- _YOUR GOAL_: Below is a block of records; repeat all of them exactly.

────────────────

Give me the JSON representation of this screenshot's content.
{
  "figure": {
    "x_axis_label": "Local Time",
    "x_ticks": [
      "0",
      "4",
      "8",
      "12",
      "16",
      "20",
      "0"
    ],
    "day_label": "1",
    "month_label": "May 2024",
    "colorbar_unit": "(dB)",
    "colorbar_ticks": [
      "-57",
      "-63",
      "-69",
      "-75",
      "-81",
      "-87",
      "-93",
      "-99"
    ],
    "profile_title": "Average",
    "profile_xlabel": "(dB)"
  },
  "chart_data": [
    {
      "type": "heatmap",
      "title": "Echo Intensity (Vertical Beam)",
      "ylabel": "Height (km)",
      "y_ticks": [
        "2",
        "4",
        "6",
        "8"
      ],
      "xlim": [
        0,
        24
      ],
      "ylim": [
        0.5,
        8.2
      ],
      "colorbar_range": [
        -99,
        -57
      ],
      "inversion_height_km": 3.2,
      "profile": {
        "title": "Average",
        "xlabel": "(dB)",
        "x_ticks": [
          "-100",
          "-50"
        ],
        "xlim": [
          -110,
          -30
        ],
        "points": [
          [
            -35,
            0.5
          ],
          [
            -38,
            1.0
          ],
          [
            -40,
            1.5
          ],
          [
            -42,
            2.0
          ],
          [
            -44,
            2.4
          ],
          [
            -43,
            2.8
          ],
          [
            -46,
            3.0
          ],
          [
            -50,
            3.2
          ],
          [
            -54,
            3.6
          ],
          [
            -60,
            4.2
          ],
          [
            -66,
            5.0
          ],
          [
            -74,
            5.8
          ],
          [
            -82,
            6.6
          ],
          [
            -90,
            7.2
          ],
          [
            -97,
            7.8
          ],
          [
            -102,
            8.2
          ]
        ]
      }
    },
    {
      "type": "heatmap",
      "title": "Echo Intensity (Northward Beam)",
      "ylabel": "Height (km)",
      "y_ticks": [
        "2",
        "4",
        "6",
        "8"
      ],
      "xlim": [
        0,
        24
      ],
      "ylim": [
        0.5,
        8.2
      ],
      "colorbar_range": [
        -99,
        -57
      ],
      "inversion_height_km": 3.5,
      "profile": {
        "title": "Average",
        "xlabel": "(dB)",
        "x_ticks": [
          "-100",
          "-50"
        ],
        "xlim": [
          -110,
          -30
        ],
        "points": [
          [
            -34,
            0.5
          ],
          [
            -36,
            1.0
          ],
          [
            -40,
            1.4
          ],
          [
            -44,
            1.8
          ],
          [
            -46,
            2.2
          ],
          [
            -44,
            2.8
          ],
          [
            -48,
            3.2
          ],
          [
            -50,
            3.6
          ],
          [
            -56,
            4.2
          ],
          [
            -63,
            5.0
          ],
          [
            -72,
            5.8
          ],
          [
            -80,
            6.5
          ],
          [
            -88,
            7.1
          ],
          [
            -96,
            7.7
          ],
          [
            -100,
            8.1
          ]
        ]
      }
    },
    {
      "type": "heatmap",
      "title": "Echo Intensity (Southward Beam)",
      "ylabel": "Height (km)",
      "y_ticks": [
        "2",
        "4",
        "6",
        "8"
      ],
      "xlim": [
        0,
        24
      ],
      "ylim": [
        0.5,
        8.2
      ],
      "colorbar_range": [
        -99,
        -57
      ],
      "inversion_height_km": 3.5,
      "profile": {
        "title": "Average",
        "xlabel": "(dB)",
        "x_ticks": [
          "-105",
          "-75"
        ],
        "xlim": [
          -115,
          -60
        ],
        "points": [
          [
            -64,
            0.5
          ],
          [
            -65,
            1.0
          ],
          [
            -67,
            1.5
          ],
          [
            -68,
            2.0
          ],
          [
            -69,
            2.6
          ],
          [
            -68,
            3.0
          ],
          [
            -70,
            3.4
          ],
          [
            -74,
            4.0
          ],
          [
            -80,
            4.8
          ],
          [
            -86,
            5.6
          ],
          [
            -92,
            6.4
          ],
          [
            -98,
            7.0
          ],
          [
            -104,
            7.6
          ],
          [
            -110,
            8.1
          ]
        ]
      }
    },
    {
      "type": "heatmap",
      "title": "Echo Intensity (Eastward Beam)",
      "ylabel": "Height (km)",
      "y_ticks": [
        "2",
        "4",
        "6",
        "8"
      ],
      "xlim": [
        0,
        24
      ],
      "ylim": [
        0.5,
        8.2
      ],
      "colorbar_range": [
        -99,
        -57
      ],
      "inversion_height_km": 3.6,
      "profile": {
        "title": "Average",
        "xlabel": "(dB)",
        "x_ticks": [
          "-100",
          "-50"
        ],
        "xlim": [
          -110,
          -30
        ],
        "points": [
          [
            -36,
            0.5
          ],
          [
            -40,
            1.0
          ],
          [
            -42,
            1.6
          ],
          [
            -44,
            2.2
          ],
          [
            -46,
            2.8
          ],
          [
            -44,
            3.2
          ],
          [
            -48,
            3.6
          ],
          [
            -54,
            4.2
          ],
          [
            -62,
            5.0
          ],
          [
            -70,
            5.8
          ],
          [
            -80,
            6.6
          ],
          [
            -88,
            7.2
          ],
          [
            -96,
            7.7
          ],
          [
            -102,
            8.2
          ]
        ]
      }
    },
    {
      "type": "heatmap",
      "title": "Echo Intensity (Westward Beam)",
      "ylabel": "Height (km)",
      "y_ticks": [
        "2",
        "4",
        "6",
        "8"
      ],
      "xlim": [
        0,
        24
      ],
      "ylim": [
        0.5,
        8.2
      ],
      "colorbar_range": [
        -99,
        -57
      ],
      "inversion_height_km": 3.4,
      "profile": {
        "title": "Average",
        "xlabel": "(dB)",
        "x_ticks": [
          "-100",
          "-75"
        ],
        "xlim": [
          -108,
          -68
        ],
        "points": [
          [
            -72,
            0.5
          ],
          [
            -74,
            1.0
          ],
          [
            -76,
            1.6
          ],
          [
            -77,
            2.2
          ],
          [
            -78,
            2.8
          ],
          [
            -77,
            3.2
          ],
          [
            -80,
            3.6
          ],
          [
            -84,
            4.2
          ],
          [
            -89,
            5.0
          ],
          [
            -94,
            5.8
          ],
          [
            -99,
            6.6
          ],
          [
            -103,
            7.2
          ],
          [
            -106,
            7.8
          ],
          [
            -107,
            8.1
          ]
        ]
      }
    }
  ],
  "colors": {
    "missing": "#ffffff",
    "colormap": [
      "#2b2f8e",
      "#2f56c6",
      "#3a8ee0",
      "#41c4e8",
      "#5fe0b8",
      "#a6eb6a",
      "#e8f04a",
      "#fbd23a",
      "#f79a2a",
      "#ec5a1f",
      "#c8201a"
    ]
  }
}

────────────────

- _RESULT OF THIS TASK_:
Give me the JSON representation of this screenshot's content.
{
  "figure": {
    "x_axis_label": "Local Time",
    "x_ticks": [
      "0",
      "4",
      "8",
      "12",
      "16",
      "20",
      "0"
    ],
    "day_label": "1",
    "month_label": "May 2024",
    "colorbar_unit": "(dB)",
    "colorbar_ticks": [
      "-57",
      "-63",
      "-69",
      "-75",
      "-81",
      "-87",
      "-93",
      "-99"
    ],
    "profile_title": "Average",
    "profile_xlabel": "(dB)"
  },
  "chart_data": [
    {
      "type": "heatmap",
      "title": "Echo Intensity (Vertical Beam)",
      "ylabel": "Height (km)",
      "y_ticks": [
        "2",
        "4",
        "6",
        "8"
      ],
      "xlim": [
        0,
        24
      ],
      "ylim": [
        0.5,
        8.2
      ],
      "colorbar_range": [
        -99,
        -57
      ],
      "inversion_height_km": 3.2,
      "profile": {
        "title": "Average",
        "xlabel": "(dB)",
        "x_ticks": [
          "-100",
          "-50"
        ],
        "xlim": [
          -110,
          -30
        ],
        "points": [
          [
            -35,
            0.5
          ],
          [
            -38,
            1.0
          ],
          [
            -40,
            1.5
          ],
          [
            -42,
            2.0
          ],
          [
            -44,
            2.4
          ],
          [
            -43,
            2.8
          ],
          [
            -46,
            3.0
          ],
          [
            -50,
            3.2
          ],
          [
            -54,
            3.6
          ],
          [
            -60,
            4.2
          ],
          [
            -66,
            5.0
          ],
          [
            -74,
            5.8
          ],
          [
            -82,
            6.6
          ],
          [
            -90,
            7.2
          ],
          [
            -97,
            7.8
          ],
          [
            -102,
            8.2
          ]
        ]
      }
    },
    {
      "type": "heatmap",
      "title": "Echo Intensity (Northward Beam)",
      "ylabel": "Height (km)",
      "y_ticks": [
        "2",
        "4",
        "6",
        "8"
      ],
      "xlim": [
        0,
        24
      ],
      "ylim": [
        0.5,
        8.2
      ],
      "colorbar_range": [
        -99,
        -57
      ],
      "inversion_height_km": 3.5,
      "profile": {
        "title": "Average",
        "xlabel": "(dB)",
        "x_ticks": [
          "-100",
          "-50"
        ],
        "xlim": [
          -110,
          -30
        ],
        "points": [
          [
            -34,
            0.5
          ],
          [
            -36,
            1.0
          ],
          [
            -40,
            1.4
          ],
          [
            -44,
            1.8
          ],
          [
            -46,
            2.2
          ],
          [
            -44,
            2.8
          ],
          [
            -48,
            3.2
          ],
          [
            -50,
            3.6
          ],
          [
            -56,
            4.2
          ],
          [
            -63,
            5.0
          ],
          [
            -72,
            5.8
          ],
          [
            -80,
            6.5
          ],
          [
            -88,
            7.1
          ],
          [
            -96,
            7.7
          ],
          [
            -100,
            8.1
          ]
        ]
      }
    },
    {
      "type": "heatmap",
      "title": "Echo Intensity (Southward Beam)",
      "ylabel": "Height (km)",
      "y_ticks": [
        "2",
        "4",
        "6",
        "8"
      ],
      "xlim": [
        0,
        24
      ],
      "ylim": [
        0.5,
        8.2
      ],
      "colorbar_range": [
        -99,
        -57
      ],
      "inversion_height_km": 3.5,
      "profile": {
        "title": "Average",
        "xlabel": "(dB)",
        "x_ticks": [
          "-105",
          "-75"
        ],
        "xlim": [
          -115,
          -60
        ],
        "points": [
          [
            -64,
            0.5
          ],
          [
            -65,
            1.0
          ],
          [
            -67,
            1.5
          ],
          [
            -68,
            2.0
          ],
          [
            -69,
            2.6
          ],
          [
            -68,
            3.0
          ],
          [
            -70,
            3.4
          ],
          [
            -74,
            4.0
          ],
          [
            -80,
            4.8
          ],
          [
            -86,
            5.6
          ],
          [
            -92,
            6.4
          ],
          [
            -98,
            7.0
          ],
          [
            -104,
            7.6
          ],
          [
            -110,
            8.1
          ]
        ]
      }
    },
    {
      "type": "heatmap",
      "title": "Echo Intensity (Eastward Beam)",
      "ylabel": "Height (km)",
      "y_ticks": [
        "2",
        "4",
        "6",
        "8"
      ],
      "xlim": [
        0,
        24
      ],
      "ylim": [
        0.5,
        8.2
      ],
      "colorbar_range": [
        -99,
        -57
      ],
      "inversion_height_km": 3.6,
      "profile": {
        "title": "Average",
        "xlabel": "(dB)",
        "x_ticks": [
          "-100",
          "-50"
        ],
        "xlim": [
          -110,
          -30
        ],
        "points": [
          [
            -36,
            0.5
          ],
          [
            -40,
            1.0
          ],
          [
            -42,
            1.6
          ],
          [
            -44,
            2.2
          ],
          [
            -46,
            2.8
          ],
          [
            -44,
            3.2
          ],
          [
            -48,
            3.6
          ],
          [
            -54,
            4.2
          ],
          [
            -62,
            5.0
          ],
          [
            -70,
            5.8
          ],
          [
            -80,
            6.6
          ],
          [
            -88,
            7.2
          ],
          [
            -96,
            7.7
          ],
          [
            -102,
            8.2
          ]
        ]
      }
    },
    {
      "type": "heatmap",
      "title": "Echo Intensity (Westward Beam)",
      "ylabel": "Height (km)",
      "y_ticks": [
        "2",
        "4",
        "6",
        "8"
      ],
      "xlim": [
        0,
        24
      ],
      "ylim": [
        0.5,
        8.2
      ],
      "colorbar_range": [
        -99,
        -57
      ],
      "inversion_height_km": 3.4,
      "profile": {
        "title": "Average",
        "xlabel": "(dB)",
        "x_ticks": [
          "-100",
          "-75"
        ],
        "xlim": [
          -108,
          -68
        ],
        "points": [
          [
            -72,
            0.5
          ],
          [
            -74,
            1.0
          ],
          [
            -76,
            1.6
          ],
          [
            -77,
            2.2
          ],
          [
            -78,
            2.8
          ],
          [
            -77,
            3.2
          ],
          [
            -80,
            3.6
          ],
          [
            -84,
            4.2
          ],
          [
            -89,
            5.0
          ],
          [
            -94,
            5.8
          ],
          [
            -99,
            6.6
          ],
          [
            -103,
            7.2
          ],
          [
            -106,
            7.8
          ],
          [
            -107,
            8.1
          ]
        ]
      }
    }
  ],
  "colors": {
    "missing": "#ffffff",
    "colormap": [
      "#2b2f8e",
      "#2f56c6",
      "#3a8ee0",
      "#41c4e8",
      "#5fe0b8",
      "#a6eb6a",
      "#e8f04a",
      "#fbd23a",
      "#f79a2a",
      "#ec5a1f",
      "#c8201a"
    ]
  }
}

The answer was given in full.